Instructions to follow
Report each line of the entries that contains the word "Science", copied in full.

-------- Information shown --------

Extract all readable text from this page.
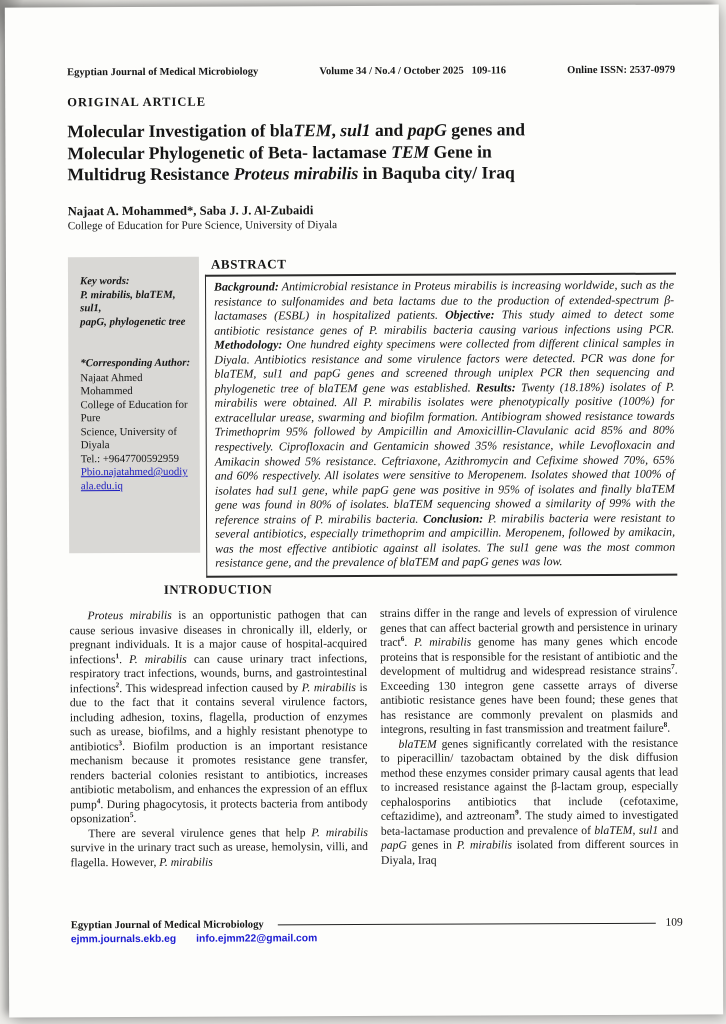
Egyptian Journal of Medical Microbiology	Volume 34 / No.4 / October 2025 109-116	Online ISSN: 2537-0979
ORIGINAL ARTICLE
Molecular Investigation of blaTEM, sul1 and papG genes and
Molecular Phylogenetic of Beta- lactamase TEM Gene in
Multidrug Resistance Proteus mirabilis in Baquba city/ Iraq
Najaat A. Mohammed*, Saba J. J. Al-Zubaidi
College of Education for Pure Science, University of Diyala
Key words:
P. mirabilis, blaTEM, sul1,
papG, phylogenetic tree
*Corresponding Author:
Najaat Ahmed Mohammed
College of Education for Pure
Science, University of Diyala
Tel.: +9647700592959
Pbio.najatahmed@uodiyala.edu.iq
ABSTRACT
Background: Antimicrobial resistance in Proteus mirabilis is increasing worldwide, such as the resistance to sulfonamides and beta lactams due to the production of extended-spectrum β-lactamases (ESBL) in hospitalized patients. Objective: This study aimed to detect some antibiotic resistance genes of P. mirabilis bacteria causing various infections using PCR. Methodology: One hundred eighty specimens were collected from different clinical samples in Diyala. Antibiotics resistance and some virulence factors were detected. PCR was done for blaTEM, sul1 and papG genes and screened through uniplex PCR then sequencing and phylogenetic tree of blaTEM gene was established. Results: Twenty (18.18%) isolates of P. mirabilis were obtained. All P. mirabilis isolates were phenotypically positive (100%) for extracellular urease, swarming and biofilm formation. Antibiogram showed resistance towards Trimethoprim 95% followed by Ampicillin and Amoxicillin-Clavulanic acid 85% and 80% respectively. Ciprofloxacin and Gentamicin showed 35% resistance, while Levofloxacin and Amikacin showed 5% resistance. Ceftriaxone, Azithromycin and Cefixime showed 70%, 65% and 60% respectively. All isolates were sensitive to Meropenem. Isolates showed that 100% of isolates had sul1 gene, while papG gene was positive in 95% of isolates and finally blaTEM gene was found in 80% of isolates. blaTEM sequencing showed a similarity of 99% with the reference strains of P. mirabilis bacteria. Conclusion: P. mirabilis bacteria were resistant to several antibiotics, especially trimethoprim and ampicillin. Meropenem, followed by amikacin, was the most effective antibiotic against all isolates. The sul1 gene was the most common resistance gene, and the prevalence of blaTEM and papG genes was low.
INTRODUCTION

Proteus mirabilis is an opportunistic pathogen that can cause serious invasive diseases in chronically ill, elderly, or pregnant individuals. It is a major cause of hospital-acquired infections$^1$. P. mirabilis can cause urinary tract infections, respiratory tract infections, wounds, burns, and gastrointestinal infections$^2$. This widespread infection caused by P. mirabilis is due to the fact that it contains several virulence factors, including adhesion, toxins, flagella, production of enzymes such as urease, biofilms, and a highly resistant phenotype to antibiotics$^3$. Biofilm production is an important resistance mechanism because it promotes resistance gene transfer, renders bacterial colonies resistant to antibiotics, increases antibiotic metabolism, and enhances the expression of an efflux pump$^4$. During phagocytosis, it protects bacteria from antibody opsonization$^5$.

There are several virulence genes that help P. mirabilis survive in the urinary tract such as urease, hemolysin, villi, and flagella. However, P. mirabilis

strains differ in the range and levels of expression of virulence genes that can affect bacterial growth and persistence in urinary tract$^6$. P. mirabilis genome has many genes which encode proteins that is responsible for the resistant of antibiotic and the development of multidrug and widespread resistance strains$^7$. Exceeding 130 integron gene cassette arrays of diverse antibiotic resistance genes have been found; these genes that has resistance are commonly prevalent on plasmids and integrons, resulting in fast transmission and treatment failure$^8$.

blaTEM genes significantly correlated with the resistance to piperacillin/ tazobactam obtained by the disk diffusion method these enzymes consider primary causal agents that lead to increased resistance against the β-lactam group, especially cephalosporins antibiotics that include (cefotaxime, ceftazidime), and aztreonam$^9$. The study aimed to investigated beta-lactamase production and prevalence of blaTEM, sul1 and papG genes in P. mirabilis isolated from different sources in Diyala, Iraq

Egyptian Journal of Medical Microbiology	109
ejmm.journals.ekb.eg info.ejmm22@gmail.com
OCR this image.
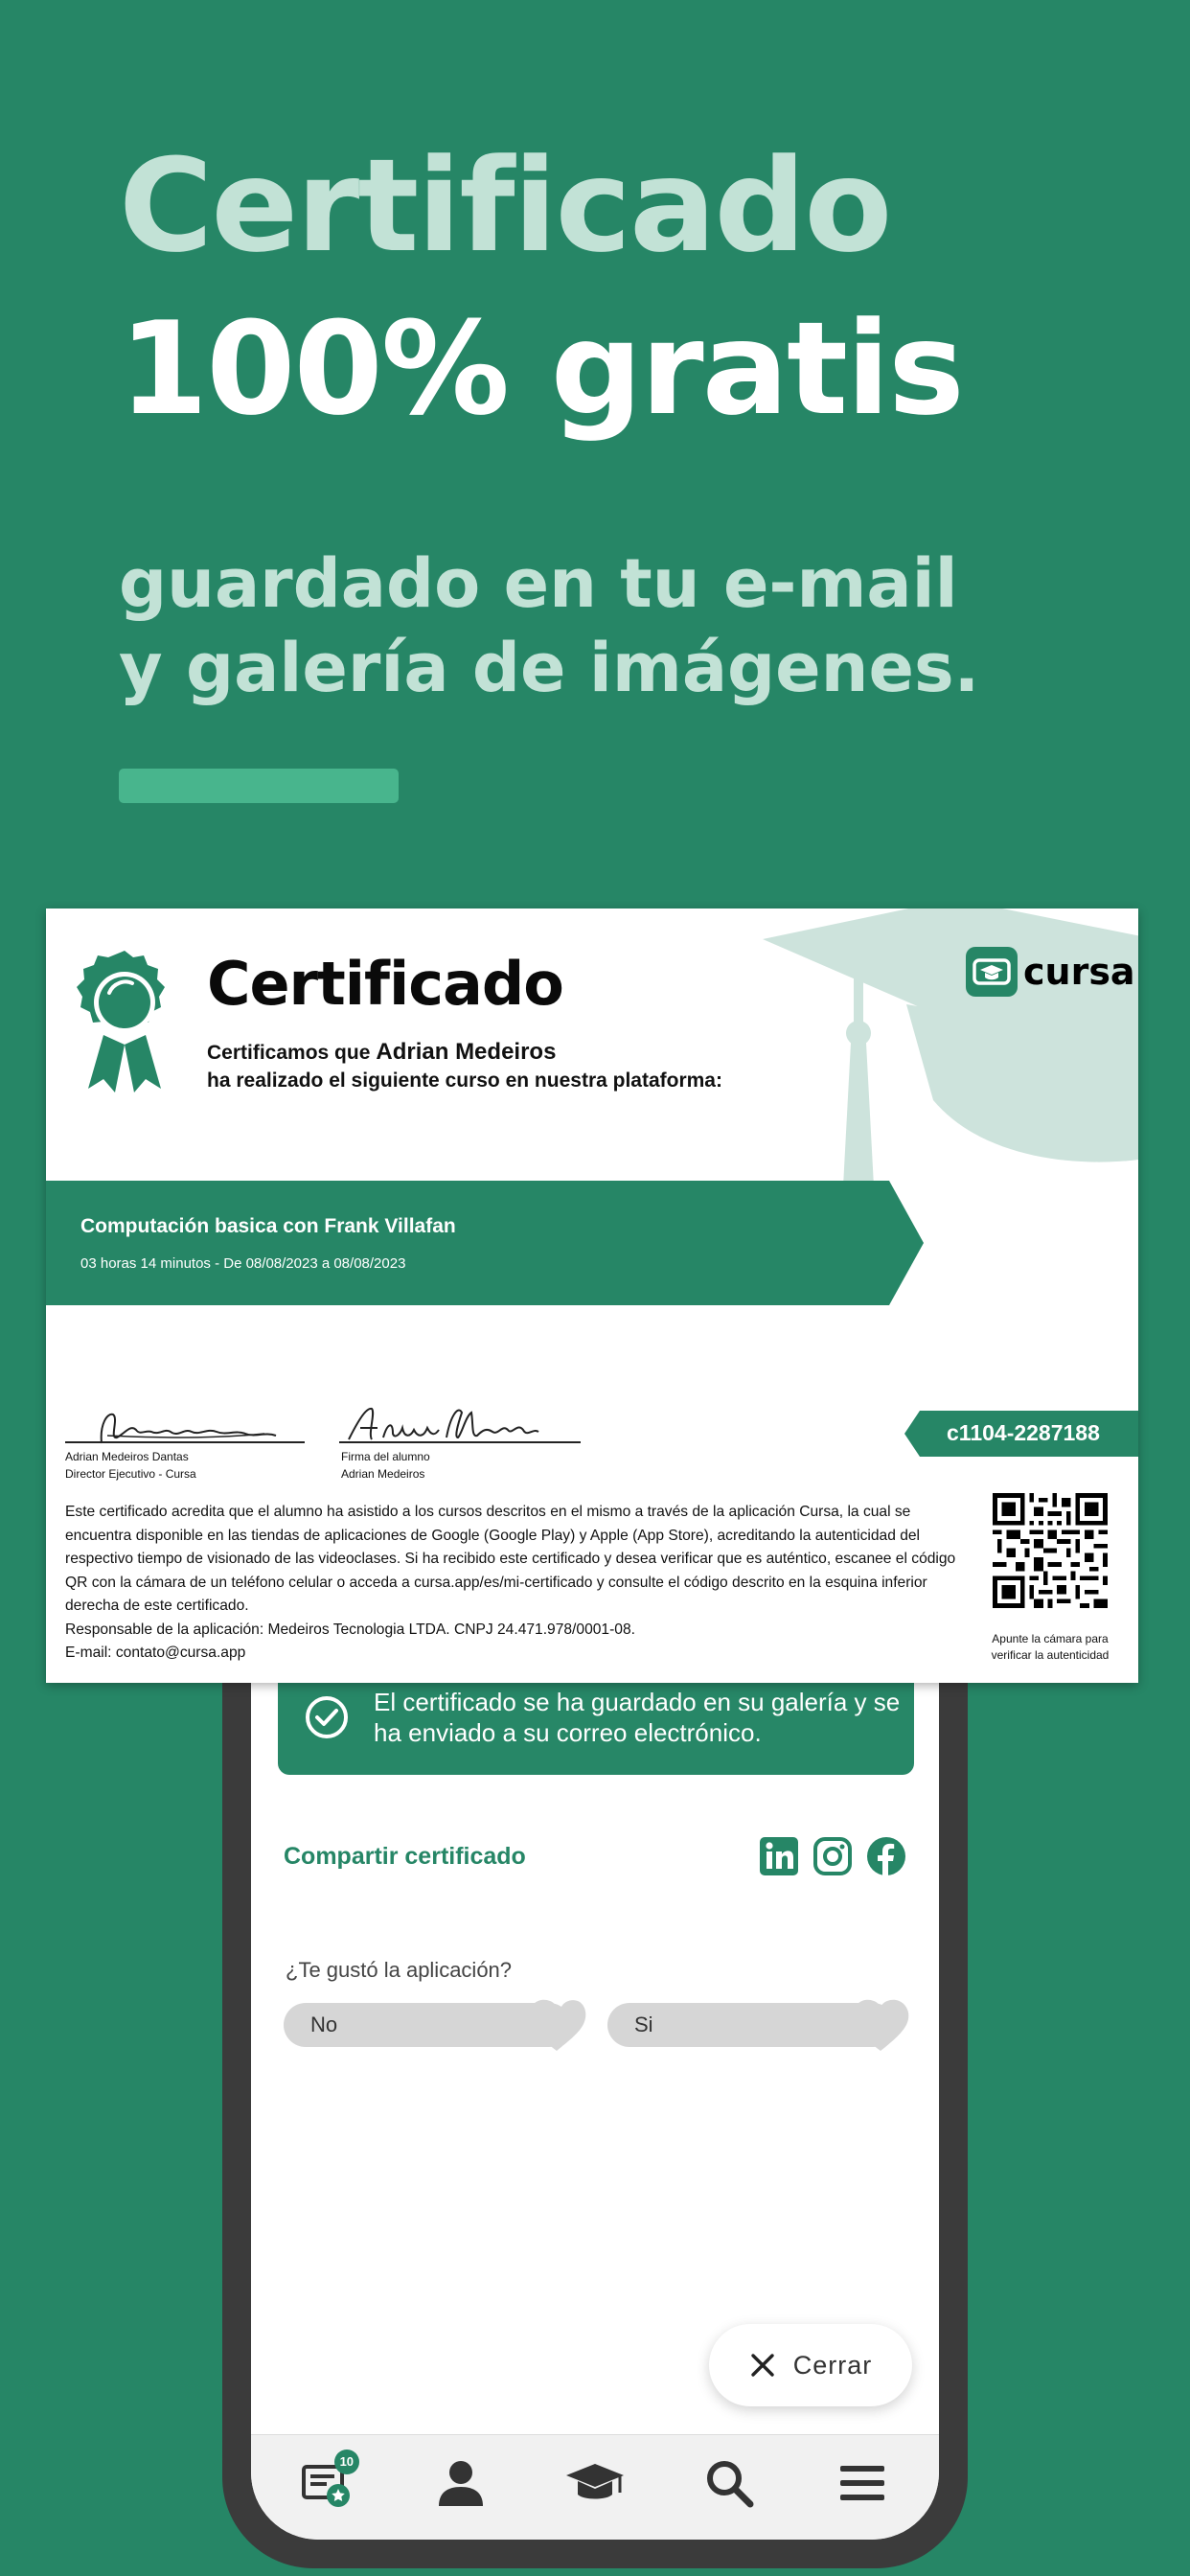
Certificado
100% gratis
guardado en tu e-mail
y galería de imágenes.
El certificado se ha guardado en su galería y se ha enviado a su correo electrónico.
Compartir certificado
¿Te gustó la aplicación?
No	Si
Cerrar
10
cursa
Certificado
Certificamos que Adrian Medeiros
ha realizado el siguiente curso en nuestra plataforma:
Computación basica con Frank Villafan
03 horas 14 minutos - De 08/08/2023 a 08/08/2023
Adrian Medeiros Dantas
Director Ejecutivo - Cursa
Firma del alumno
Adrian Medeiros
c1104-2287188
Este certificado acredita que el alumno ha asistido a los cursos descritos en el mismo a través de la aplicación Cursa, la cual se encuentra disponible en las tiendas de aplicaciones de Google (Google Play) y Apple (App Store), acreditando la autenticidad del respectivo tiempo de visionado de las videoclases. Si ha recibido este certificado y desea verificar que es auténtico, escanee el código QR con la cámara de un teléfono celular o acceda a cursa.app/es/mi-certificado y consulte el código descrito en la esquina inferior derecha de este certificado.
Responsable de la aplicación: Medeiros Tecnologia LTDA. CNPJ 24.471.978/0001-08.
E-mail: contato@cursa.app
Apunte la cámara para
verificar la autenticidad
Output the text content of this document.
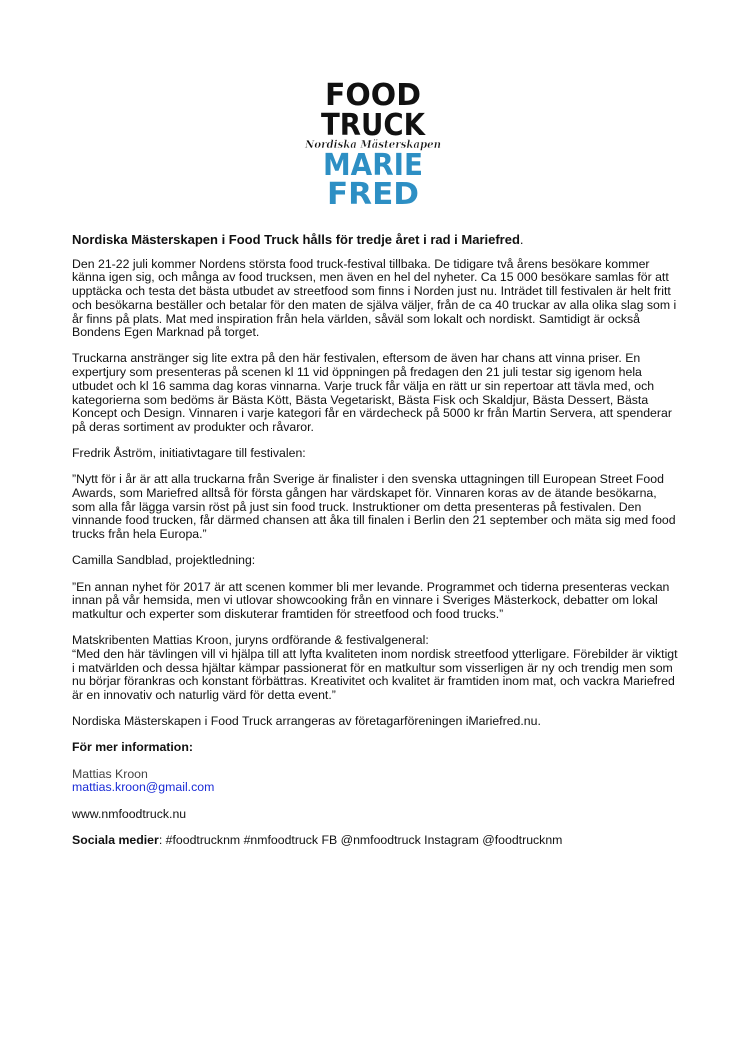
FOOD
TRUCK
Nordiska Mästerskapen
MARIE
FRED

Nordiska Mästerskapen i Food Truck hålls för tredje året i rad i Mariefred.

Den 21-22 juli kommer Nordens största food truck-festival tillbaka. De tidigare två årens besökare kommer känna igen sig, och många av food trucksen, men även en hel del nyheter. Ca 15 000 besökare samlas för att upptäcka och testa det bästa utbudet av streetfood som finns i Norden just nu. Inträdet till festivalen är helt fritt och besökarna beställer och betalar för den maten de själva väljer, från de ca 40 truckar av alla olika slag som i år finns på plats. Mat med inspiration från hela världen, såväl som lokalt och nordiskt. Samtidigt är också Bondens Egen Marknad på torget.

Truckarna anstränger sig lite extra på den här festivalen, eftersom de även har chans att vinna priser. En expertjury som presenteras på scenen kl 11 vid öppningen på fredagen den 21 juli testar sig igenom hela utbudet och kl 16 samma dag koras vinnarna. Varje truck får välja en rätt ur sin repertoar att tävla med, och kategorierna som bedöms är Bästa Kött, Bästa Vegetariskt, Bästa Fisk och Skaldjur, Bästa Dessert, Bästa Koncept och Design. Vinnaren i varje kategori får en värdecheck på 5000 kr från Martin Servera, att spenderar på deras sortiment av produkter och råvaror.

Fredrik Åström, initiativtagare till festivalen:

”Nytt för i år är att alla truckarna från Sverige är finalister i den svenska uttagningen till European Street Food Awards, som Mariefred alltså för första gången har värdskapet för. Vinnaren koras av de ätande besökarna, som alla får lägga varsin röst på just sin food truck. Instruktioner om detta presenteras på festivalen. Den vinnande food trucken, får därmed chansen att åka till finalen i Berlin den 21 september och mäta sig med food trucks från hela Europa.”

Camilla Sandblad, projektledning:

”En annan nyhet för 2017 är att scenen kommer bli mer levande. Programmet och tiderna presenteras veckan innan på vår hemsida, men vi utlovar showcooking från en vinnare i Sveriges Mästerkock, debatter om lokal matkultur och experter som diskuterar framtiden för streetfood och food trucks.”

Matskribenten Mattias Kroon, juryns ordförande & festivalgeneral:
“Med den här tävlingen vill vi hjälpa till att lyfta kvaliteten inom nordisk streetfood ytterligare. Förebilder är viktigt i matvärlden och dessa hjältar kämpar passionerat för en matkultur som visserligen är ny och trendig men som nu börjar förankras och konstant förbättras. Kreativitet och kvalitet är framtiden inom mat, och vackra Mariefred är en innovativ och naturlig värd för detta event.”

Nordiska Mästerskapen i Food Truck arrangeras av företagarföreningen iMariefred.nu.

För mer information:

Mattias Kroon
mattias.kroon@gmail.com

www.nmfoodtruck.nu

Sociala medier: #foodtrucknm #nmfoodtruck FB @nmfoodtruck Instagram @foodtrucknm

--------

Reply
College of Education for Pure Science, University of Diyala
Science, University of Diyala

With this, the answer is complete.